*EXERCISE*
Convert the material from the line containing "Text: 12% ↑" through the line containing "Text: 1: 1 [53, 476, 61, 486]" into a JSON list of strings, one string per line, skipping blank lines.

↓↓↓

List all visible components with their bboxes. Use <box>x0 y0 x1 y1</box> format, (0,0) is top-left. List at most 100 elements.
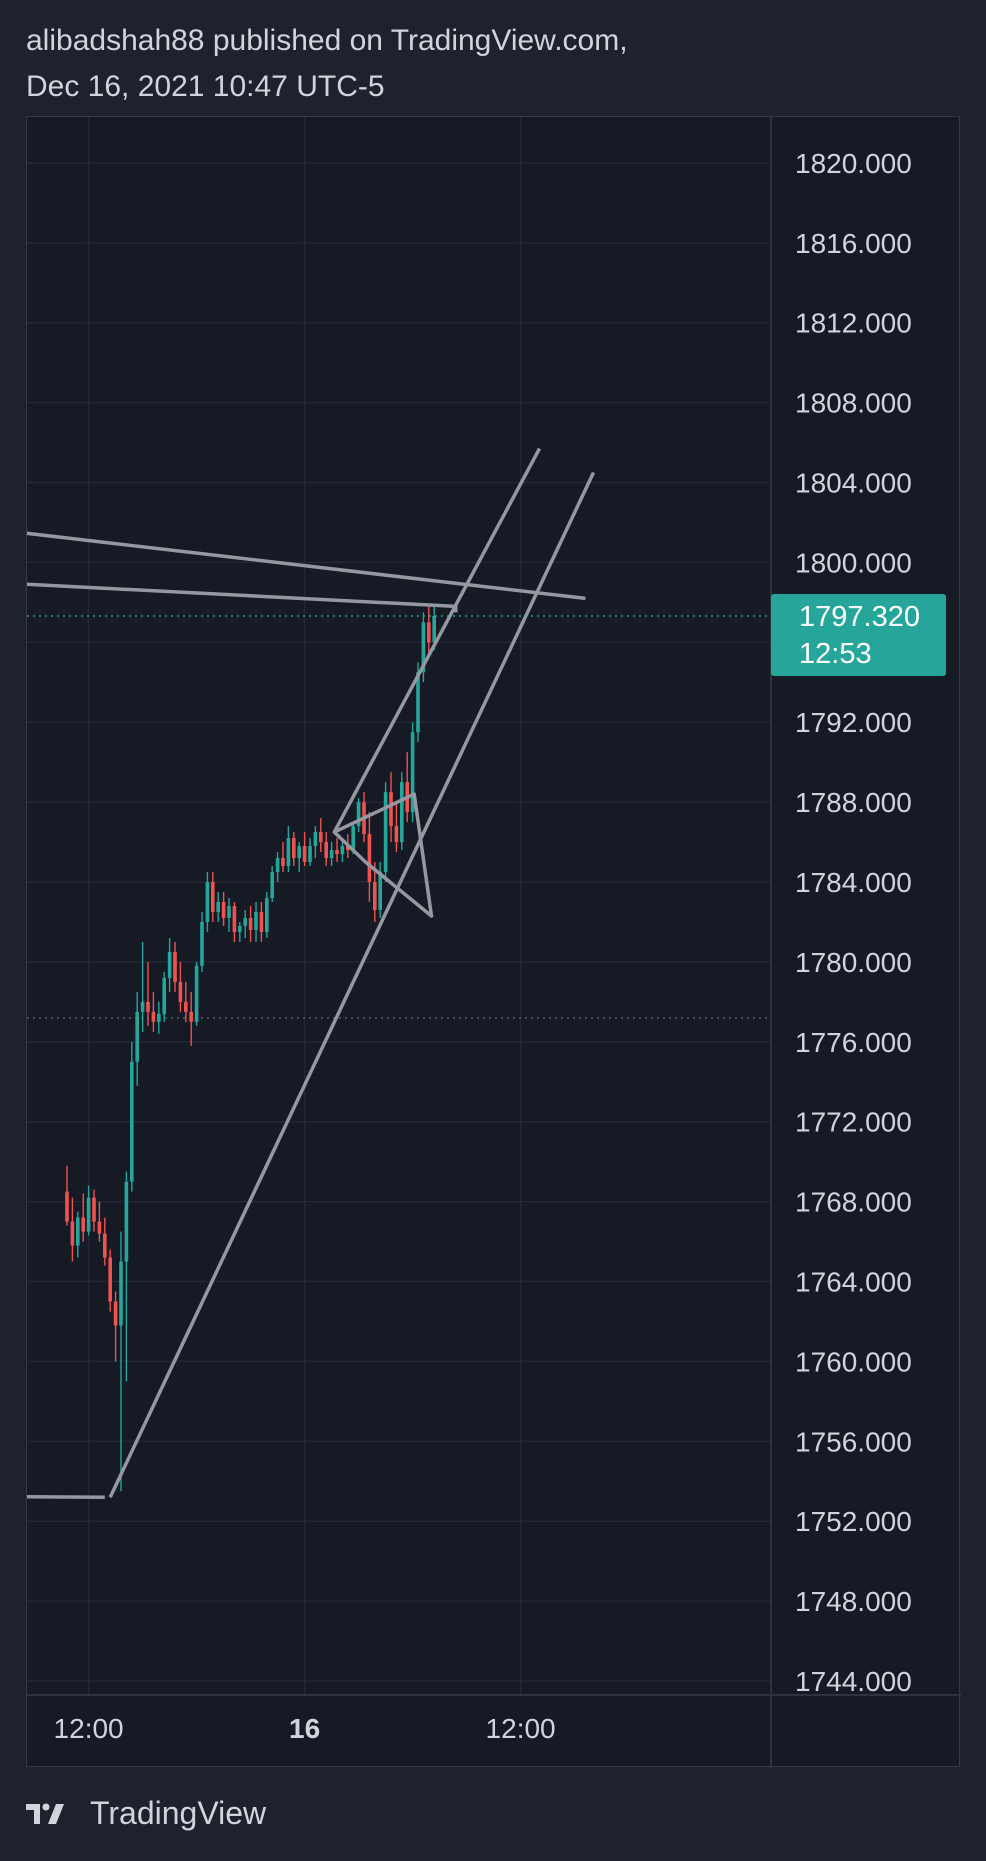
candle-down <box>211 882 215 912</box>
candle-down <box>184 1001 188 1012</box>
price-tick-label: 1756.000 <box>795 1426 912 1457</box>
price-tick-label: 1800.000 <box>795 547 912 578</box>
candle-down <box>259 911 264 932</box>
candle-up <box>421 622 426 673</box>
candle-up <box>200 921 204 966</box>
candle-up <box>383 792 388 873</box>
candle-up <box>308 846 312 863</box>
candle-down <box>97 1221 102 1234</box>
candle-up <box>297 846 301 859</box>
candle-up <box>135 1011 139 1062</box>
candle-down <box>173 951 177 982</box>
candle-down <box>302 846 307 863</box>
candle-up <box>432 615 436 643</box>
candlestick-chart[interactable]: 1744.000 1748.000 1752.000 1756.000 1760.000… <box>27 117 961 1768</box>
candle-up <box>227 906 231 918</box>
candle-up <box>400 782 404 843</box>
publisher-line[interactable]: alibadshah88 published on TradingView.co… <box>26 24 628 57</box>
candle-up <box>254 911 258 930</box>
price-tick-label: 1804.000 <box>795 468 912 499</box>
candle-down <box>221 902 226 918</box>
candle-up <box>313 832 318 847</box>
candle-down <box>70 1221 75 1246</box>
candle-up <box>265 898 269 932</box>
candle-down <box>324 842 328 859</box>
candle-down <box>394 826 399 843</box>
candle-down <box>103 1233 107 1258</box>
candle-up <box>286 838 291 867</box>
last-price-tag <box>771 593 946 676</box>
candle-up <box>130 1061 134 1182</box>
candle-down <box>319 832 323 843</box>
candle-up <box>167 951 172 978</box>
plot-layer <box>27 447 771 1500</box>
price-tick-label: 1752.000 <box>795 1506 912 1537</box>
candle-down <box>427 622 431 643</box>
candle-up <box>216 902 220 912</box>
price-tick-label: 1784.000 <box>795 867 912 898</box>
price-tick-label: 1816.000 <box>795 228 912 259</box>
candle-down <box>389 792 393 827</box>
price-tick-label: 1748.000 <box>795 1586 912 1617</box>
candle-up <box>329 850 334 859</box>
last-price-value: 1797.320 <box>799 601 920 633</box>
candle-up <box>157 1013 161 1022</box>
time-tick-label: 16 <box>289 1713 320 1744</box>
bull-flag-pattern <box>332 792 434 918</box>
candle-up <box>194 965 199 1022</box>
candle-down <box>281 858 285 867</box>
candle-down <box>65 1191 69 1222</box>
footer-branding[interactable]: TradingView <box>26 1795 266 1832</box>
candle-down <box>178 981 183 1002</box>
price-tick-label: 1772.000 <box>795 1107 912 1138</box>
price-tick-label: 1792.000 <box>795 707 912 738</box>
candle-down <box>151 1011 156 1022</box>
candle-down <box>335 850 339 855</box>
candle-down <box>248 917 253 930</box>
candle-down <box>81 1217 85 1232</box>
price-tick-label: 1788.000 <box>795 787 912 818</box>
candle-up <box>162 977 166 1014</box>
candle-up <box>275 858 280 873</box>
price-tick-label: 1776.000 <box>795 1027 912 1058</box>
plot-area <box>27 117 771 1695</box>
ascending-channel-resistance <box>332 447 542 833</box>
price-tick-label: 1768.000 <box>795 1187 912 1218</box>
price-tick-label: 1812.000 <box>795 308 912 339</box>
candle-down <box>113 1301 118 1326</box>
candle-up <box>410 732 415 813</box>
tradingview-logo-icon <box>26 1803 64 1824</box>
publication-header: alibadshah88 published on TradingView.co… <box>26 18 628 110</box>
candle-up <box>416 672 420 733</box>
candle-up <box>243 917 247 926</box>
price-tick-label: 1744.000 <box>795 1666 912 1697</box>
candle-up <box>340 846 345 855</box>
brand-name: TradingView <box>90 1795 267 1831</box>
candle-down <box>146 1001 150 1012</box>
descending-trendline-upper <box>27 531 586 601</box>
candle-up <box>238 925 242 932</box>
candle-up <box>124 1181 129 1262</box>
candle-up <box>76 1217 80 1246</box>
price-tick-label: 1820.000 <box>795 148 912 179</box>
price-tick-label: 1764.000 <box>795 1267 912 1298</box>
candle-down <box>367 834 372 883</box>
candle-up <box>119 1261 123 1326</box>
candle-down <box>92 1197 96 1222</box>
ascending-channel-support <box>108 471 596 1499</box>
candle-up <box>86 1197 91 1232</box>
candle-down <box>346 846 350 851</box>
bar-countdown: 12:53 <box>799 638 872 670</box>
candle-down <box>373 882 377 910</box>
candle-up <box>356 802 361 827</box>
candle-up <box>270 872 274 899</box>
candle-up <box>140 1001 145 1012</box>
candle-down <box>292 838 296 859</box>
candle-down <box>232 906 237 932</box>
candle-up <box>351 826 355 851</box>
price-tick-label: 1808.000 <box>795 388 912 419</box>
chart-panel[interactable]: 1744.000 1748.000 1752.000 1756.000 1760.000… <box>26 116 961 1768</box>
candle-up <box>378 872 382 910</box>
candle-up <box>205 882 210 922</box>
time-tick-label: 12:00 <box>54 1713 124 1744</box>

↑↑↑
↓↓↓

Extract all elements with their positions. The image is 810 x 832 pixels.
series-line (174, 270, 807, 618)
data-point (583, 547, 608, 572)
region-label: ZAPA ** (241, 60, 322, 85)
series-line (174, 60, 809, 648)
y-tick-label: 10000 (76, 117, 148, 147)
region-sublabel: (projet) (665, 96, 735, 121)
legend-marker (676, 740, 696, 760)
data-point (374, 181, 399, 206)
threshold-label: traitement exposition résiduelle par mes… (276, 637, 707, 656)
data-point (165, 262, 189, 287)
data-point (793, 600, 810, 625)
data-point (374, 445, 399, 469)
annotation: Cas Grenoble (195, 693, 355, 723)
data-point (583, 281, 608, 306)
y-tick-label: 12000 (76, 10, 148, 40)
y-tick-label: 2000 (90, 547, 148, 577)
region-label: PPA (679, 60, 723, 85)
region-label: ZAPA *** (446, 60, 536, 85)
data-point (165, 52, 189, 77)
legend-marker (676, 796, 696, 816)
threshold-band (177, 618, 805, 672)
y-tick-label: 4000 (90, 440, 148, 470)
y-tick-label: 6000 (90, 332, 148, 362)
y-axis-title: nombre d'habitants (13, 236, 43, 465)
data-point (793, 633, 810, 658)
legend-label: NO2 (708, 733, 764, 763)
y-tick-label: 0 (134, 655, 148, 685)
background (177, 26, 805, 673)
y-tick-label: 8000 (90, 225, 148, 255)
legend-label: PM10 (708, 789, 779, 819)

↑↑↑
↓↓↓

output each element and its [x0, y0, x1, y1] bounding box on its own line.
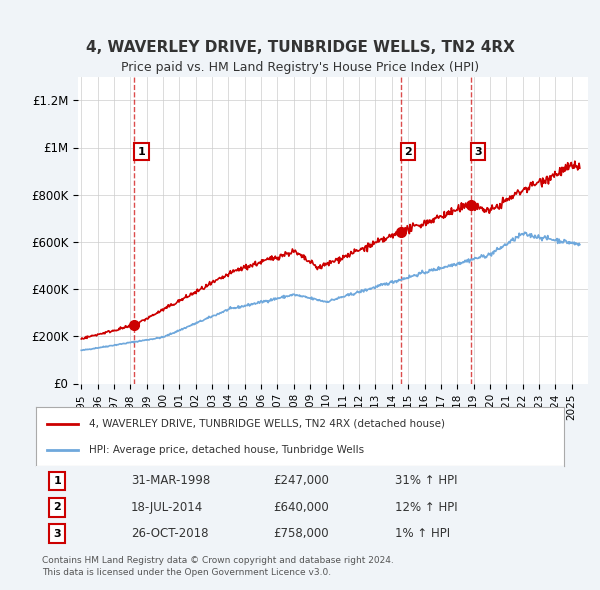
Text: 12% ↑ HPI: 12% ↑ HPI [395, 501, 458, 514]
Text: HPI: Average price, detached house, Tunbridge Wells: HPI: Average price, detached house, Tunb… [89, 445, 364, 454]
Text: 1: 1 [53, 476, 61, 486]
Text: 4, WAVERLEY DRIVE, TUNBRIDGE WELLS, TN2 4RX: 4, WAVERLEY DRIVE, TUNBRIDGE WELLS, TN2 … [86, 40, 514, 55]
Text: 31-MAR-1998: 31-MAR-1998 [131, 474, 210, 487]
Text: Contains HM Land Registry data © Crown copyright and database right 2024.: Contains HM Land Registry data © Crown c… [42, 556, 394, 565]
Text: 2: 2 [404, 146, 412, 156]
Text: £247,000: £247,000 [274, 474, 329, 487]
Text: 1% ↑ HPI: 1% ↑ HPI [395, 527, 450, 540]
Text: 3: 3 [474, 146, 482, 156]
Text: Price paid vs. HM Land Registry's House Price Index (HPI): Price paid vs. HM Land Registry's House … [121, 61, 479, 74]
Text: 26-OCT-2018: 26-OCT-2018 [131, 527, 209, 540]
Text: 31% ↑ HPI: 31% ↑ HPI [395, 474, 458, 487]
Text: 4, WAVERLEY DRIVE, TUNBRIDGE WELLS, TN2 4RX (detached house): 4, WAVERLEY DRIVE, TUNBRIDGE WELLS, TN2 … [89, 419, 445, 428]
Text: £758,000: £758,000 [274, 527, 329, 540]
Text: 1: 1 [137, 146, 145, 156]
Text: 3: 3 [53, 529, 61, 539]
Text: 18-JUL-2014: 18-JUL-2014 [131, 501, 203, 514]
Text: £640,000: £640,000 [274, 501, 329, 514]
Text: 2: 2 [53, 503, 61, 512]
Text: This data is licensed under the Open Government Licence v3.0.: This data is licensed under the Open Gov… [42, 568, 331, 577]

↑↑↑

*OUTPUT FOR THIS TASK*
[
  "Text: 12% ↑ HPI: 12% ↑ HPI [395, 501, 458, 514]",
  "Text: HPI: Average price, detached house, Tunbridge Wells: HPI: Average price, detached house, Tunb… [89, 445, 364, 454]",
  "Text: 1: 1 [53, 476, 61, 486]"
]